■ INSTRUCTIONS TO FOLLOW
Select every line below containing the word "средств".

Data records
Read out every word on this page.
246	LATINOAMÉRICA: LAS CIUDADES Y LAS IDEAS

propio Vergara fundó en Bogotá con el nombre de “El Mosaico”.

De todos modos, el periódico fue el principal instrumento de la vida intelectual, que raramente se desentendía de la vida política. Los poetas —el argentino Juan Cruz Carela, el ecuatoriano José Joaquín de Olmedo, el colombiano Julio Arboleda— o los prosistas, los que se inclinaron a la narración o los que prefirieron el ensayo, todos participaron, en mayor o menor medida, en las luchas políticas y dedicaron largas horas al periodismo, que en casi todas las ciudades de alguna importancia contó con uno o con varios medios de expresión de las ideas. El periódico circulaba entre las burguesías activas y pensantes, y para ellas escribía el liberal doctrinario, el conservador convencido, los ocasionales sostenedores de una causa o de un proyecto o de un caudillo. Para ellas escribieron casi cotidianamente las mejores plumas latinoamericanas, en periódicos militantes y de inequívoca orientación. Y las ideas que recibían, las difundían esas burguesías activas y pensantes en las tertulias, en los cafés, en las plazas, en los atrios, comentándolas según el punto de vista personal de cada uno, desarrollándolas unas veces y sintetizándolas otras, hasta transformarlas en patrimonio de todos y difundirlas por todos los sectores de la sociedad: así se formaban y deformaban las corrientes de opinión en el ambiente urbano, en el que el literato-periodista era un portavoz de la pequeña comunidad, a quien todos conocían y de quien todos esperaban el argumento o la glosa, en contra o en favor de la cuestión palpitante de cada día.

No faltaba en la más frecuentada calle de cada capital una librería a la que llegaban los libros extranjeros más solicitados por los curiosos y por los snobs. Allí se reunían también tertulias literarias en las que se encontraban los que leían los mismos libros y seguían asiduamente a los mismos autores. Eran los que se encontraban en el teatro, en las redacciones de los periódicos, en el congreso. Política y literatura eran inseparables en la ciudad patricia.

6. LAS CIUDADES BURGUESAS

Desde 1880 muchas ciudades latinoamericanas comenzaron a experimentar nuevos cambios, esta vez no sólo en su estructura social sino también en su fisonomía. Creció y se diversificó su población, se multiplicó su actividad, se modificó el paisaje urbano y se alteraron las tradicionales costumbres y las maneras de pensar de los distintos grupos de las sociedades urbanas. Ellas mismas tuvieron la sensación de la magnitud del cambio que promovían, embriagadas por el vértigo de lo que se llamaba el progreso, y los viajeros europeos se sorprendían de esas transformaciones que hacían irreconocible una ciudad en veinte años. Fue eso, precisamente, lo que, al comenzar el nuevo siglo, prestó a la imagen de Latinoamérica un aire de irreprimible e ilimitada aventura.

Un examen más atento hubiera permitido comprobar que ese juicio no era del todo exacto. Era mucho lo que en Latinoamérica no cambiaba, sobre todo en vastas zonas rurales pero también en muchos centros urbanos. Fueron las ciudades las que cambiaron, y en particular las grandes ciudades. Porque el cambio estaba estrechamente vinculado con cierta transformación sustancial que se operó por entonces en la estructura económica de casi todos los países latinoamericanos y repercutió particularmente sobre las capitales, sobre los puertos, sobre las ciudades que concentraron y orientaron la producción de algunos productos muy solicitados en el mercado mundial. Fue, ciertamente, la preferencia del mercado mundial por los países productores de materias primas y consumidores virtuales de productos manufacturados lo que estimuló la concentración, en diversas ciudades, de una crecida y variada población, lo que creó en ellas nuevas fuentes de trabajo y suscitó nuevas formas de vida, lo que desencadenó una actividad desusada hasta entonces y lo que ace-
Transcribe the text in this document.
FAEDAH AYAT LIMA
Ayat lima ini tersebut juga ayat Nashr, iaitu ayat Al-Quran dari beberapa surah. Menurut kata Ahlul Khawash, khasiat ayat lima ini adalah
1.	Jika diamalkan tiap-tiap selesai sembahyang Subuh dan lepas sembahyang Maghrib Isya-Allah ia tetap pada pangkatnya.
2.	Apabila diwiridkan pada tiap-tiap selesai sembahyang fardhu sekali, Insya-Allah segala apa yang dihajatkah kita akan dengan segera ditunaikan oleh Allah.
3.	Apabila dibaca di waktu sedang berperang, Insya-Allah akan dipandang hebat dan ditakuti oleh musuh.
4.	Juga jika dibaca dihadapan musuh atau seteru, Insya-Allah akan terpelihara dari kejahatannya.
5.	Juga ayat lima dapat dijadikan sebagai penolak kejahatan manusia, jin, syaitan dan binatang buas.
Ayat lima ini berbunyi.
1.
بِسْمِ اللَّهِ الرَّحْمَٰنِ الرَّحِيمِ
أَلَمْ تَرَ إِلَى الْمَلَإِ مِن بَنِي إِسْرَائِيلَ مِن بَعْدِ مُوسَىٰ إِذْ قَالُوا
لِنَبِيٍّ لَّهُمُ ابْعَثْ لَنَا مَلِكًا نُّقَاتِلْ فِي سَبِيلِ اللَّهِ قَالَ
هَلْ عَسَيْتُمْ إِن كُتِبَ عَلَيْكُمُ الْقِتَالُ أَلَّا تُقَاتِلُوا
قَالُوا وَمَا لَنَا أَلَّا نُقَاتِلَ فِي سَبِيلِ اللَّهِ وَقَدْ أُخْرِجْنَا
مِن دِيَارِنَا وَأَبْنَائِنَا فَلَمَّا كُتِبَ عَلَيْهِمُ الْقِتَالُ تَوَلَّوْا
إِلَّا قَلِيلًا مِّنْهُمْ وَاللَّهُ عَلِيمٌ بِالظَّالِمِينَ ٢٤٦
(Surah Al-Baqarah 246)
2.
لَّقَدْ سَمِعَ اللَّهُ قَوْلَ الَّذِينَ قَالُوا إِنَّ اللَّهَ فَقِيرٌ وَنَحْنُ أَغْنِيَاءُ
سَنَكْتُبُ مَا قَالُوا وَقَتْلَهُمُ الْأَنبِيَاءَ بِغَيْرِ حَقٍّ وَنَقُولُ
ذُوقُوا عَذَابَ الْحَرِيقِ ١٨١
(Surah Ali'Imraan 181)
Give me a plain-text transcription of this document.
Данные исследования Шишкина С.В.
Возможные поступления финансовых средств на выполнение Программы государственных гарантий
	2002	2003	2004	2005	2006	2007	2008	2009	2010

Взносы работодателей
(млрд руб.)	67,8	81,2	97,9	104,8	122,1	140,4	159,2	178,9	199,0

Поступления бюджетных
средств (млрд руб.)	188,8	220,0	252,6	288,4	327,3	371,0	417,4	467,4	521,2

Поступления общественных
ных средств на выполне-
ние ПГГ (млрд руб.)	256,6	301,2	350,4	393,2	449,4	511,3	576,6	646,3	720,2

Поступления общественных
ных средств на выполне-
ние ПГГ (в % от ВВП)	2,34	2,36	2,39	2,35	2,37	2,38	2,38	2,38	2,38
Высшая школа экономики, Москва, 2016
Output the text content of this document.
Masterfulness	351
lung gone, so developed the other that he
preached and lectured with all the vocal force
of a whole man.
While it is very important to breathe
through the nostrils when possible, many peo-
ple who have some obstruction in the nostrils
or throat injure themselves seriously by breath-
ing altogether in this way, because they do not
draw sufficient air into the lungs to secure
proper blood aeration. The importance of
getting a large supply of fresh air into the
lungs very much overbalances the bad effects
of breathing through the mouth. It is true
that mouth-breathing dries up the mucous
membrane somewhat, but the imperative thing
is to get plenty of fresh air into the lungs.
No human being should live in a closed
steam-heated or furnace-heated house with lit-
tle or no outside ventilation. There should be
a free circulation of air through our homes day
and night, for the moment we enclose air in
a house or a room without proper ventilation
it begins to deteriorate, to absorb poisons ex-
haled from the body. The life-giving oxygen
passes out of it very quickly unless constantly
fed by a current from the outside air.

■ TASK SOLUTION
Возможные поступления финансовых средств на выполнение Программы государственных гарантий
средств (млрд руб.)	188,8	220,0	252,6	288,4	327,3	371,0	417,4	467,4	521,2
ных средств на выполне-
ных средств на выполне-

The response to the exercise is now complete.